PROBLEM SET:
(1) Which people does the news commentary mention by name?
(2) Reproduce the passage of the news commentary starting at "A PICTURE IS" and ending at "Houston and surrounds.".

Here are my observations on items in the news.
A PICTURE IS WORTH A THOUSAND WORDS, so states the English idiom. When I saw the accompanying picture on the cover of the latest edition of The Week magazine, I was reminded of the repeated claims by the left that Texans are racist and are doing everything they can to prevent minorities from voting. This scene was repeated thousands of times in Houston and surrounds.
MORE FAKE NEWS FROM CNN – This time it was coupled with real news of President Trump’s announcement that he will be donating $1 million of his own fortune to recovery efforts in Texas. CNN White House Producer Kevin Liptak had to remind us that former President Obama made personal donations for victims of the Boston bombings and the Sandy Hook elementary school shooting. But he failed to mention that they were in the amount of just $2,000 each. As I have previously mentioned, it is fake news when you intentionally leave out an important fact.

[Document structure recognition data]
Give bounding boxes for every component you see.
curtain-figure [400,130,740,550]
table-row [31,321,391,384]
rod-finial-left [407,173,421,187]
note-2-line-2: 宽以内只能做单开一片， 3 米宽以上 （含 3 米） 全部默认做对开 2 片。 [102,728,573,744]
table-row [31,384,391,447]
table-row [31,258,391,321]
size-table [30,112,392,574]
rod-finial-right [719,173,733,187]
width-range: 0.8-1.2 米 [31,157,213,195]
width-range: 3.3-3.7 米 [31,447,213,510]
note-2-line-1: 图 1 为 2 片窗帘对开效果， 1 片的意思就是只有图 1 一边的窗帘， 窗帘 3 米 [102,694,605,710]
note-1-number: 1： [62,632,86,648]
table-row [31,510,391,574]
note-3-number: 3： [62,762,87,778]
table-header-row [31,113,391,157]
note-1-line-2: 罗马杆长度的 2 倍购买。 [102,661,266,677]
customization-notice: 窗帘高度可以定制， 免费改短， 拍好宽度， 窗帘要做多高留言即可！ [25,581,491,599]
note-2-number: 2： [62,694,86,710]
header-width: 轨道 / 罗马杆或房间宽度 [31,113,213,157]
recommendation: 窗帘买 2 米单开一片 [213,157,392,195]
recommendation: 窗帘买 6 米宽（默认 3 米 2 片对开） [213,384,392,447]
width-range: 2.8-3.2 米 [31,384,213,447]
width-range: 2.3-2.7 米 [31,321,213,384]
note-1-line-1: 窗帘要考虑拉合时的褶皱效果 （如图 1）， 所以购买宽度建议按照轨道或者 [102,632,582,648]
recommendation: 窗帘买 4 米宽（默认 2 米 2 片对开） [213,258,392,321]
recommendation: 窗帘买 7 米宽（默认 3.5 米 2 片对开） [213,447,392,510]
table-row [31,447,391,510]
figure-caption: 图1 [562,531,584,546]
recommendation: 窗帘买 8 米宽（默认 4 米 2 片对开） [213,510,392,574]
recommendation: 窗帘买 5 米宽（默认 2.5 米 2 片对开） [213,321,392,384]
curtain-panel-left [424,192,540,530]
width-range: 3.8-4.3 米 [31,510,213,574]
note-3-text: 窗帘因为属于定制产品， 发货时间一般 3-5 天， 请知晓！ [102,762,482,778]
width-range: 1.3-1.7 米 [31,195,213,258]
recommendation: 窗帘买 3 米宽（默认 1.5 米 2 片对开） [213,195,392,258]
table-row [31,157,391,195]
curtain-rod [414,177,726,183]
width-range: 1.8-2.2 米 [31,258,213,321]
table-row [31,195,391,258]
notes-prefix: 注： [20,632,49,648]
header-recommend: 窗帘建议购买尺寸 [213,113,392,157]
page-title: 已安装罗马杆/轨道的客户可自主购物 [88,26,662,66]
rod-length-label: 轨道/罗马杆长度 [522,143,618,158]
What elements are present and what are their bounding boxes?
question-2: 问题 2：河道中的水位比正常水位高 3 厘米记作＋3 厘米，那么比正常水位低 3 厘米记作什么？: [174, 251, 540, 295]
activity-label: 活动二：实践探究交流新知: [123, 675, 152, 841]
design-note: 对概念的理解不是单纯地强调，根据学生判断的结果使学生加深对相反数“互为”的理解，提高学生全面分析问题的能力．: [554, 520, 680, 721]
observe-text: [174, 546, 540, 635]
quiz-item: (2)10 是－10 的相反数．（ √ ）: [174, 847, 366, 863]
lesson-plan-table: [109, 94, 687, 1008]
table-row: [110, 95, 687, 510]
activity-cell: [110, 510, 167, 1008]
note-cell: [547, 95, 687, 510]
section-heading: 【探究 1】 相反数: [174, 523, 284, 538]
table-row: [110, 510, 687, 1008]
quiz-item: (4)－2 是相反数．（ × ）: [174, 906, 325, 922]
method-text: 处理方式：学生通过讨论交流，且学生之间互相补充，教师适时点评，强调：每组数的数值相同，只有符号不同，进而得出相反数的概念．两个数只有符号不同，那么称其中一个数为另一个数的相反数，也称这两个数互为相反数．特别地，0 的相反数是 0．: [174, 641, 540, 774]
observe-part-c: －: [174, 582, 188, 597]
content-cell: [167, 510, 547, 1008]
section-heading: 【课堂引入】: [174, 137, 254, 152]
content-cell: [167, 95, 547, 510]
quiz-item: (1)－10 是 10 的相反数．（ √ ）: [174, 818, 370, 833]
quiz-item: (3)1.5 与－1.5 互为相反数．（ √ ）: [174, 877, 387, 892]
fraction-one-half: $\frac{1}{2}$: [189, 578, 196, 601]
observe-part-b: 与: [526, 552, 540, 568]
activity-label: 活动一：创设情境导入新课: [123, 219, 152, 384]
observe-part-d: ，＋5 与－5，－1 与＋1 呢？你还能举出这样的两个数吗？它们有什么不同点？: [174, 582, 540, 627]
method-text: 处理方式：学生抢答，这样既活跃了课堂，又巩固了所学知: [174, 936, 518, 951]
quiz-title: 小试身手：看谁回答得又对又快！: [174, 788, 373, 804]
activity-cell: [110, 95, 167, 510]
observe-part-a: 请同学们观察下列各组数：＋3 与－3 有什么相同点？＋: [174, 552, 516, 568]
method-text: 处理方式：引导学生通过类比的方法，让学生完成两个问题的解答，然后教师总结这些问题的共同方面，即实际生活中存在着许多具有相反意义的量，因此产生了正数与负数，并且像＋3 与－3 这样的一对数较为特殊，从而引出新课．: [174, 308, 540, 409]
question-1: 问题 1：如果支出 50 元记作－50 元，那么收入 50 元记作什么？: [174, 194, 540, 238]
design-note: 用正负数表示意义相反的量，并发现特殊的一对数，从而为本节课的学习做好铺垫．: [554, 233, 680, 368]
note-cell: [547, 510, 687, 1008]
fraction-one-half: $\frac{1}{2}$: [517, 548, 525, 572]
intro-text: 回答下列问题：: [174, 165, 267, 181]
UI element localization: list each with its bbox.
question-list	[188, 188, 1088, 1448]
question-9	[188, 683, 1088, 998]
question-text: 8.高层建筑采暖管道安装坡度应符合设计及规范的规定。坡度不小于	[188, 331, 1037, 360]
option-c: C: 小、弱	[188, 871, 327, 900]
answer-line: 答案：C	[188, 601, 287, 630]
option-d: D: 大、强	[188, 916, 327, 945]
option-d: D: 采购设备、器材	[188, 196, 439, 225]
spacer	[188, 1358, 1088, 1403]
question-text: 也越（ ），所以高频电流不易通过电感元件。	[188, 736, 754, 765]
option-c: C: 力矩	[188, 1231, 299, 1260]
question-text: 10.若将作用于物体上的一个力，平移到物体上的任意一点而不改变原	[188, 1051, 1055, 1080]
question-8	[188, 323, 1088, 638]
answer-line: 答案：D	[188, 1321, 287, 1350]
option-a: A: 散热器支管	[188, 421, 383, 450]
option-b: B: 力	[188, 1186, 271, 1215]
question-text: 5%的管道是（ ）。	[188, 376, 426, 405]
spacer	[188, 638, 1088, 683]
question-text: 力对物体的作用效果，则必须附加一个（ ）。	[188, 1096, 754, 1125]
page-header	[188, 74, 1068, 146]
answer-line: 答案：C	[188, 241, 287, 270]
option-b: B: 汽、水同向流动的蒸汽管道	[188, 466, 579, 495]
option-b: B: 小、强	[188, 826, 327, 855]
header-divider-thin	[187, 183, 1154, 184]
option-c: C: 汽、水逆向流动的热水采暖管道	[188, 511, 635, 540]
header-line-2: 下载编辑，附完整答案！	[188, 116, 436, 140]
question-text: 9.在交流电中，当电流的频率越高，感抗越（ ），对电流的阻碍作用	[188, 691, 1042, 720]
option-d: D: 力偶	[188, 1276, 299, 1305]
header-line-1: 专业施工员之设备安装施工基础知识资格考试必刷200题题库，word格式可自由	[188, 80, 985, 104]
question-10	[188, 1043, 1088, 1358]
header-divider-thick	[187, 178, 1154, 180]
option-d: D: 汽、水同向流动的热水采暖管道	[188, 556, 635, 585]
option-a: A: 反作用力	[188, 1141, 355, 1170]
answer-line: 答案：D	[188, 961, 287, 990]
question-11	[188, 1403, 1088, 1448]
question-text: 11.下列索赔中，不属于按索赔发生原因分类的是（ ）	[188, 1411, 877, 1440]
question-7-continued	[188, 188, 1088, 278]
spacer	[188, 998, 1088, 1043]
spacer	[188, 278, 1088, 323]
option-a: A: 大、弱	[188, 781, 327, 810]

TASK RESULTS:
(1) President Trump, Kevin Liptak, and former President Obama.

(2)
A PICTURE IS WORTH A THOUSAND WORDS, so states the English idiom. When I saw the accompanying picture on the cover of the latest edition of The Week magazine, I was reminded of the repeated claims by the left that Texans are racist and are doing everything they can to prevent minorities from voting. This scene was repeated thousands of times in Houston and surrounds.